What the task asks: Leave out the pictures and reproduce all of the data exactly.

--- Data for this exercise ---

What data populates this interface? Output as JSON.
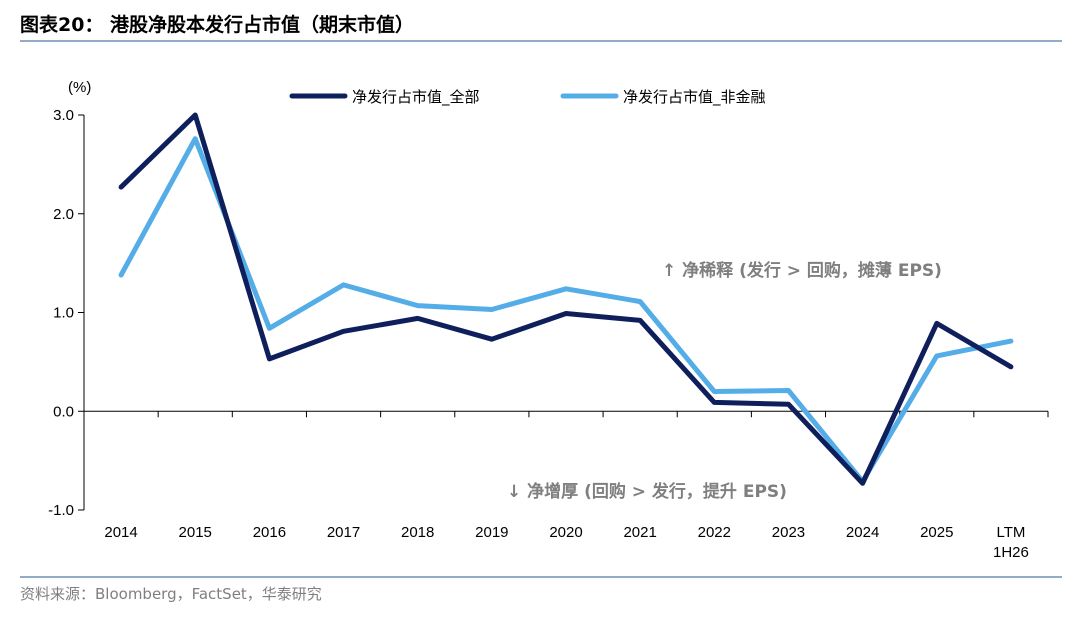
{
  "header": {
    "title": "图表20：  港股净股本发行占市值（期末市值）"
  },
  "footer": {
    "source": "资料来源：Bloomberg，FactSet，华泰研究"
  },
  "colors": {
    "series_all": "#0f1f5c",
    "series_nonfin": "#55ade8",
    "rule": "#6e8fb3",
    "annotation": "#7f7f7f"
  },
  "chart_data": {
    "type": "line",
    "unit_label": "(%)",
    "categories": [
      "2014",
      "2015",
      "2016",
      "2017",
      "2018",
      "2019",
      "2020",
      "2021",
      "2022",
      "2023",
      "2024",
      "2025",
      "LTM\n1H26"
    ],
    "ylim": [
      -1.0,
      3.0
    ],
    "yticks": [
      "3.0",
      "2.0",
      "1.0",
      "0.0",
      "-1.0"
    ],
    "ytick_values": [
      3.0,
      2.0,
      1.0,
      0.0,
      -1.0
    ],
    "legend_position": "top-center",
    "grid": false,
    "series": [
      {
        "name": "净发行占市值_全部",
        "color": "#0f1f5c",
        "values": [
          2.27,
          3.0,
          0.53,
          0.81,
          0.94,
          0.73,
          0.99,
          0.92,
          0.09,
          0.07,
          -0.73,
          0.89,
          0.45
        ]
      },
      {
        "name": "净发行占市值_非金融",
        "color": "#55ade8",
        "values": [
          1.38,
          2.76,
          0.84,
          1.28,
          1.07,
          1.03,
          1.24,
          1.11,
          0.2,
          0.21,
          -0.71,
          0.56,
          0.71
        ]
      }
    ],
    "annotations": [
      {
        "text": "↑ 净稀释 (发行 > 回购，摊薄 EPS)"
      },
      {
        "text": "↓ 净增厚 (回购 > 发行，提升 EPS)"
      }
    ]
  }
}
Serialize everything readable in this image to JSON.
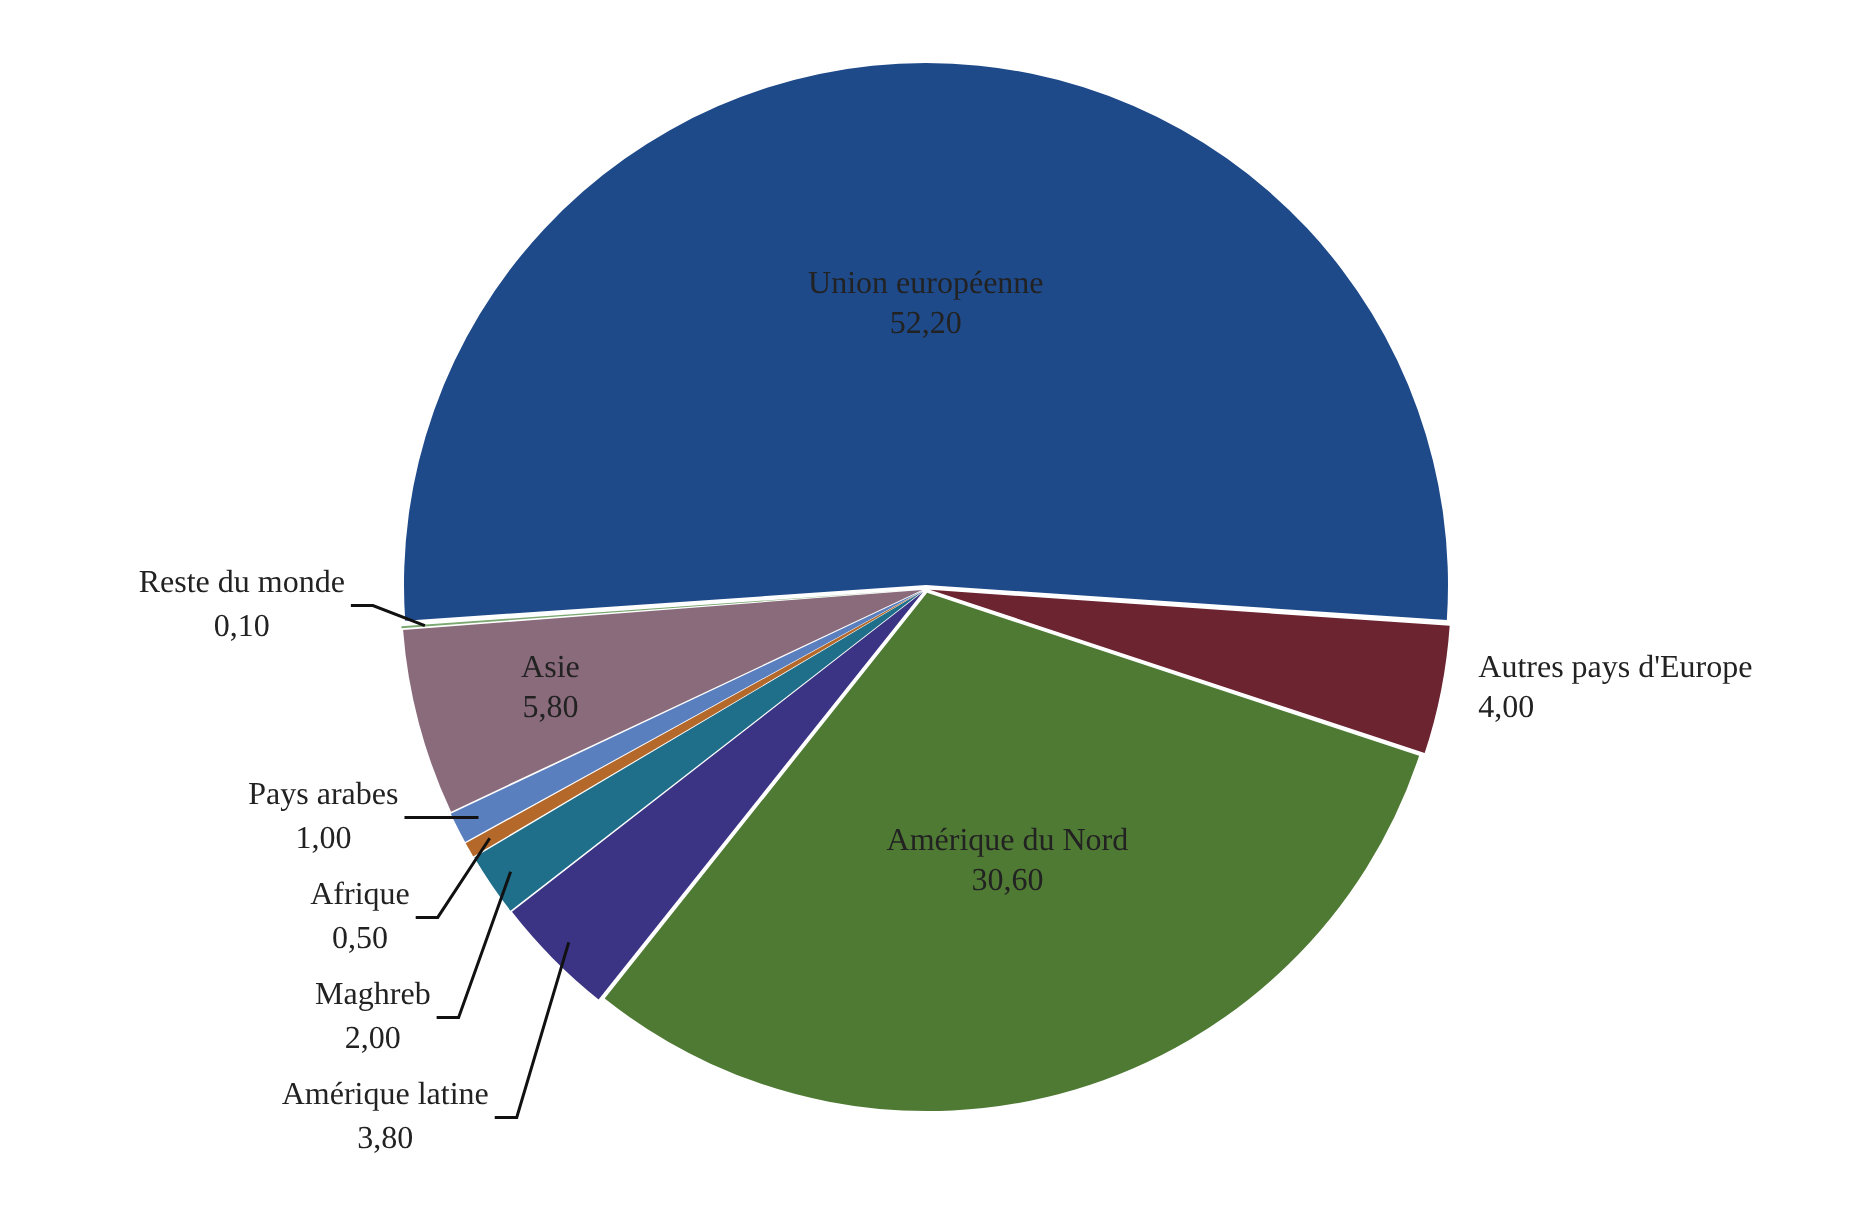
{
  "chart_data": {
    "type": "pie",
    "categories": [
      "Union européenne",
      "Autres pays d'Europe",
      "Amérique du Nord",
      "Amérique latine",
      "Maghreb",
      "Afrique",
      "Pays arabes",
      "Asie",
      "Reste du monde"
    ],
    "values": [
      52.2,
      4.0,
      30.6,
      3.8,
      2.0,
      0.5,
      1.0,
      5.8,
      0.1
    ],
    "value_labels": [
      "52,20",
      "4,00",
      "30,60",
      "3,80",
      "2,00",
      "0,50",
      "1,00",
      "5,80",
      "0,10"
    ],
    "colors": [
      "#1f4a8a",
      "#6b2430",
      "#4f7a34",
      "#3b3484",
      "#1f6e8a",
      "#b4692a",
      "#5a7fbf",
      "#8a6b7c",
      "#7aa870"
    ],
    "legend": false
  }
}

---

Solution to this problem:
What data populates this interface? Output as JSON.
{
  "header": {
    "title": "图表20：  港股净股本发行占市值（期末市值）"
  },
  "footer": {
    "source": "资料来源：Bloomberg，FactSet，华泰研究"
  },
  "colors": {
    "series_all": "#0f1f5c",
    "series_nonfin": "#55ade8",
    "rule": "#6e8fb3",
    "annotation": "#7f7f7f"
  },
  "chart_data": {
    "type": "line",
    "unit_label": "(%)",
    "categories": [
      "2014",
      "2015",
      "2016",
      "2017",
      "2018",
      "2019",
      "2020",
      "2021",
      "2022",
      "2023",
      "2024",
      "2025",
      "LTM\n1H26"
    ],
    "ylim": [
      -1.0,
      3.0
    ],
    "yticks": [
      "3.0",
      "2.0",
      "1.0",
      "0.0",
      "-1.0"
    ],
    "ytick_values": [
      3.0,
      2.0,
      1.0,
      0.0,
      -1.0
    ],
    "legend_position": "top-center",
    "grid": false,
    "series": [
      {
        "name": "净发行占市值_全部",
        "color": "#0f1f5c",
        "values": [
          2.27,
          3.0,
          0.53,
          0.81,
          0.94,
          0.73,
          0.99,
          0.92,
          0.09,
          0.07,
          -0.73,
          0.89,
          0.45
        ]
      },
      {
        "name": "净发行占市值_非金融",
        "color": "#55ade8",
        "values": [
          1.38,
          2.76,
          0.84,
          1.28,
          1.07,
          1.03,
          1.24,
          1.11,
          0.2,
          0.21,
          -0.71,
          0.56,
          0.71
        ]
      }
    ],
    "annotations": [
      {
        "text": "↑ 净稀释 (发行 > 回购，摊薄 EPS)"
      },
      {
        "text": "↓ 净增厚 (回购 > 发行，提升 EPS)"
      }
    ]
  }
}
Serialize everything readable in this image to JSON.
{
  "chart_data": {
    "type": "pie",
    "categories": [
      "Union européenne",
      "Autres pays d'Europe",
      "Amérique du Nord",
      "Amérique latine",
      "Maghreb",
      "Afrique",
      "Pays arabes",
      "Asie",
      "Reste du monde"
    ],
    "values": [
      52.2,
      4.0,
      30.6,
      3.8,
      2.0,
      0.5,
      1.0,
      5.8,
      0.1
    ],
    "value_labels": [
      "52,20",
      "4,00",
      "30,60",
      "3,80",
      "2,00",
      "0,50",
      "1,00",
      "5,80",
      "0,10"
    ],
    "colors": [
      "#1f4a8a",
      "#6b2430",
      "#4f7a34",
      "#3b3484",
      "#1f6e8a",
      "#b4692a",
      "#5a7fbf",
      "#8a6b7c",
      "#7aa870"
    ],
    "legend": false
  }
}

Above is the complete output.